### Problem to solve
Transcribe all of the material exactly. Any picture in it should be left out.
———
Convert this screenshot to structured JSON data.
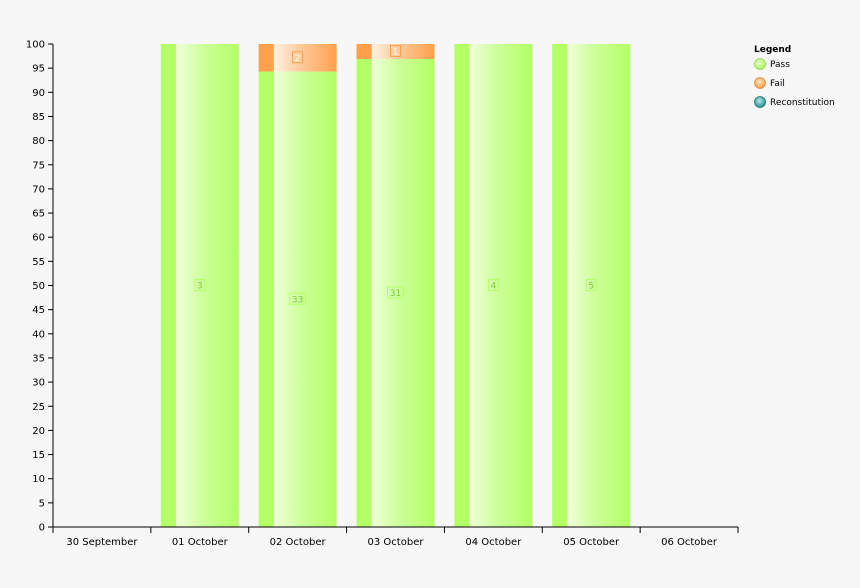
{
  "chart_data": {
    "type": "bar",
    "stacked": true,
    "categories": [
      "30 September",
      "01 October",
      "02 October",
      "03 October",
      "04 October",
      "05 October",
      "06 October"
    ],
    "ylim": [
      0,
      100
    ],
    "yticks": [
      0,
      5,
      10,
      15,
      20,
      25,
      30,
      35,
      40,
      45,
      50,
      55,
      60,
      65,
      70,
      75,
      80,
      85,
      90,
      95,
      100
    ],
    "series": [
      {
        "name": "Pass",
        "color": "#b3ff66",
        "values": [
          0,
          100,
          94.3,
          96.9,
          100,
          100,
          0
        ],
        "labels": [
          "",
          "3",
          "33",
          "31",
          "4",
          "5",
          ""
        ]
      },
      {
        "name": "Fail",
        "color": "#ffa04d",
        "values": [
          0,
          0,
          5.7,
          3.1,
          0,
          0,
          0
        ],
        "labels": [
          "",
          "",
          "2",
          "1",
          "",
          "",
          ""
        ]
      },
      {
        "name": "Reconstitution",
        "color": "#2a9b9b",
        "values": [
          0,
          0,
          0,
          0,
          0,
          0,
          0
        ],
        "labels": [
          "",
          "",
          "",
          "",
          "",
          "",
          ""
        ]
      }
    ],
    "legend": {
      "title": "Legend",
      "position": "top-right"
    },
    "grid": false
  }
}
———
### Solution to this problem
Convert this screenshot to structured JSON data.
{
  "chart_data": {
    "type": "bar",
    "stacked": true,
    "categories": [
      "30 September",
      "01 October",
      "02 October",
      "03 October",
      "04 October",
      "05 October",
      "06 October"
    ],
    "ylim": [
      0,
      100
    ],
    "yticks": [
      0,
      5,
      10,
      15,
      20,
      25,
      30,
      35,
      40,
      45,
      50,
      55,
      60,
      65,
      70,
      75,
      80,
      85,
      90,
      95,
      100
    ],
    "series": [
      {
        "name": "Pass",
        "color": "#b3ff66",
        "values": [
          0,
          100,
          94.3,
          96.9,
          100,
          100,
          0
        ],
        "labels": [
          "",
          "3",
          "33",
          "31",
          "4",
          "5",
          ""
        ]
      },
      {
        "name": "Fail",
        "color": "#ffa04d",
        "values": [
          0,
          0,
          5.7,
          3.1,
          0,
          0,
          0
        ],
        "labels": [
          "",
          "",
          "2",
          "1",
          "",
          "",
          ""
        ]
      },
      {
        "name": "Reconstitution",
        "color": "#2a9b9b",
        "values": [
          0,
          0,
          0,
          0,
          0,
          0,
          0
        ],
        "labels": [
          "",
          "",
          "",
          "",
          "",
          "",
          ""
        ]
      }
    ],
    "legend": {
      "title": "Legend",
      "position": "top-right"
    },
    "grid": false
  }
}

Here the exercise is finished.